- What is being asked -
The records below are to be copied word for word, with every picture left out.

- Recorded data -

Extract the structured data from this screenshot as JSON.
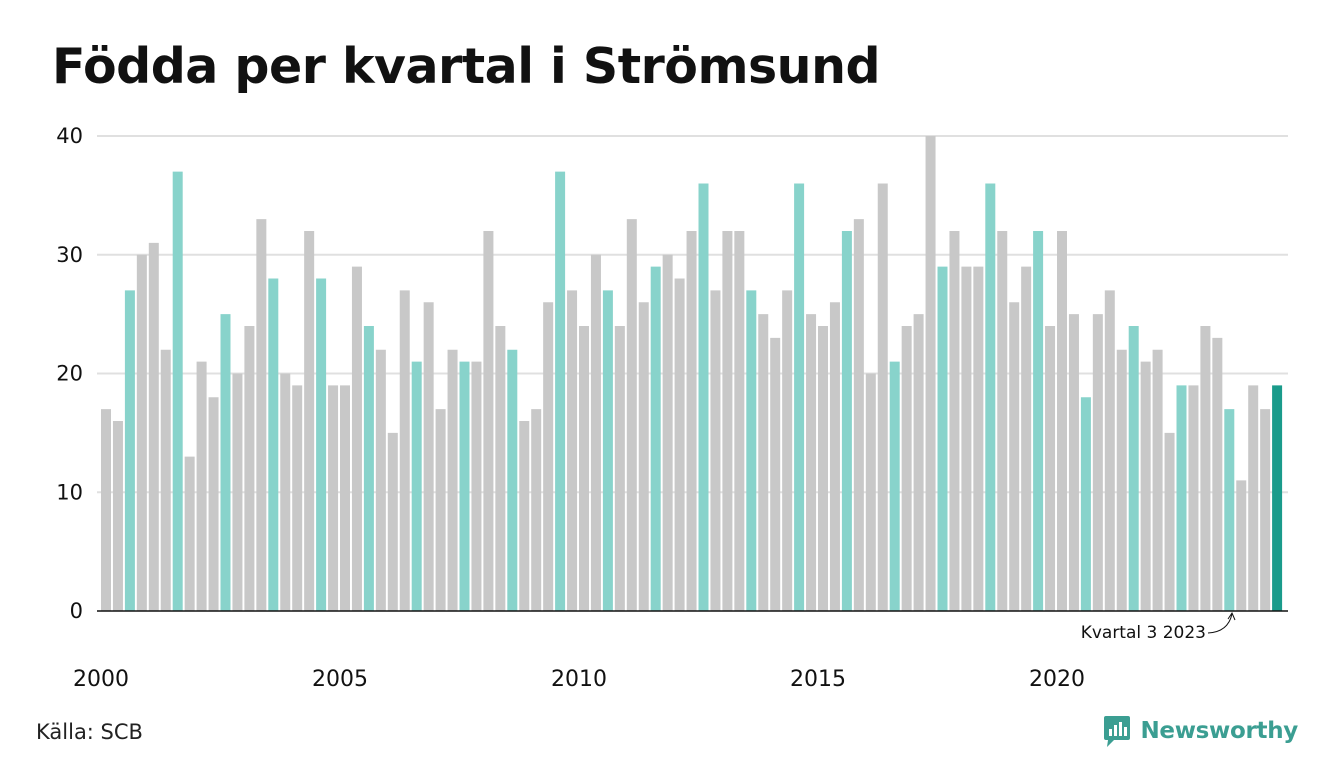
{
  "title": "Födda per kvartal i Strömsund",
  "source": "Källa: SCB",
  "brand": "Newsworthy",
  "colors": {
    "other_quarter": "#c8c8c8",
    "same_quarter": "#88d3cb",
    "latest": "#1a9b8b",
    "grid": "#e0e0e0",
    "axis": "#111111"
  },
  "chart_data": {
    "type": "bar",
    "title": "Födda per kvartal i Strömsund",
    "xlabel": "",
    "ylabel": "",
    "ylim": [
      0,
      40
    ],
    "yticks": [
      0,
      10,
      20,
      30,
      40
    ],
    "xticks": [
      "2000",
      "2005",
      "2010",
      "2015",
      "2020"
    ],
    "start": "2000 Q1",
    "highlight_quarter": 3,
    "annotation": "Kvartal 3 2023",
    "grid": true,
    "values": [
      17,
      16,
      27,
      30,
      31,
      22,
      37,
      13,
      21,
      18,
      25,
      20,
      24,
      33,
      28,
      20,
      19,
      32,
      28,
      19,
      19,
      29,
      24,
      22,
      15,
      27,
      21,
      26,
      17,
      22,
      21,
      21,
      32,
      24,
      22,
      16,
      17,
      26,
      37,
      27,
      24,
      30,
      27,
      24,
      33,
      26,
      29,
      30,
      28,
      32,
      36,
      27,
      32,
      32,
      27,
      25,
      23,
      27,
      36,
      25,
      24,
      26,
      32,
      33,
      20,
      36,
      21,
      24,
      25,
      40,
      29,
      32,
      29,
      29,
      36,
      32,
      26,
      29,
      32,
      24,
      32,
      25,
      18,
      25,
      27,
      22,
      24,
      21,
      22,
      15,
      19,
      19,
      24,
      23,
      17,
      11,
      19,
      17,
      19
    ]
  }
}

- Response to this task -
Extract the structured data from this screenshot as JSON.
{
  "title": "Födda per kvartal i Strömsund",
  "source": "Källa: SCB",
  "brand": "Newsworthy",
  "colors": {
    "other_quarter": "#c8c8c8",
    "same_quarter": "#88d3cb",
    "latest": "#1a9b8b",
    "grid": "#e0e0e0",
    "axis": "#111111"
  },
  "chart_data": {
    "type": "bar",
    "title": "Födda per kvartal i Strömsund",
    "xlabel": "",
    "ylabel": "",
    "ylim": [
      0,
      40
    ],
    "yticks": [
      0,
      10,
      20,
      30,
      40
    ],
    "xticks": [
      "2000",
      "2005",
      "2010",
      "2015",
      "2020"
    ],
    "start": "2000 Q1",
    "highlight_quarter": 3,
    "annotation": "Kvartal 3 2023",
    "grid": true,
    "values": [
      17,
      16,
      27,
      30,
      31,
      22,
      37,
      13,
      21,
      18,
      25,
      20,
      24,
      33,
      28,
      20,
      19,
      32,
      28,
      19,
      19,
      29,
      24,
      22,
      15,
      27,
      21,
      26,
      17,
      22,
      21,
      21,
      32,
      24,
      22,
      16,
      17,
      26,
      37,
      27,
      24,
      30,
      27,
      24,
      33,
      26,
      29,
      30,
      28,
      32,
      36,
      27,
      32,
      32,
      27,
      25,
      23,
      27,
      36,
      25,
      24,
      26,
      32,
      33,
      20,
      36,
      21,
      24,
      25,
      40,
      29,
      32,
      29,
      29,
      36,
      32,
      26,
      29,
      32,
      24,
      32,
      25,
      18,
      25,
      27,
      22,
      24,
      21,
      22,
      15,
      19,
      19,
      24,
      23,
      17,
      11,
      19,
      17,
      19
    ]
  }
}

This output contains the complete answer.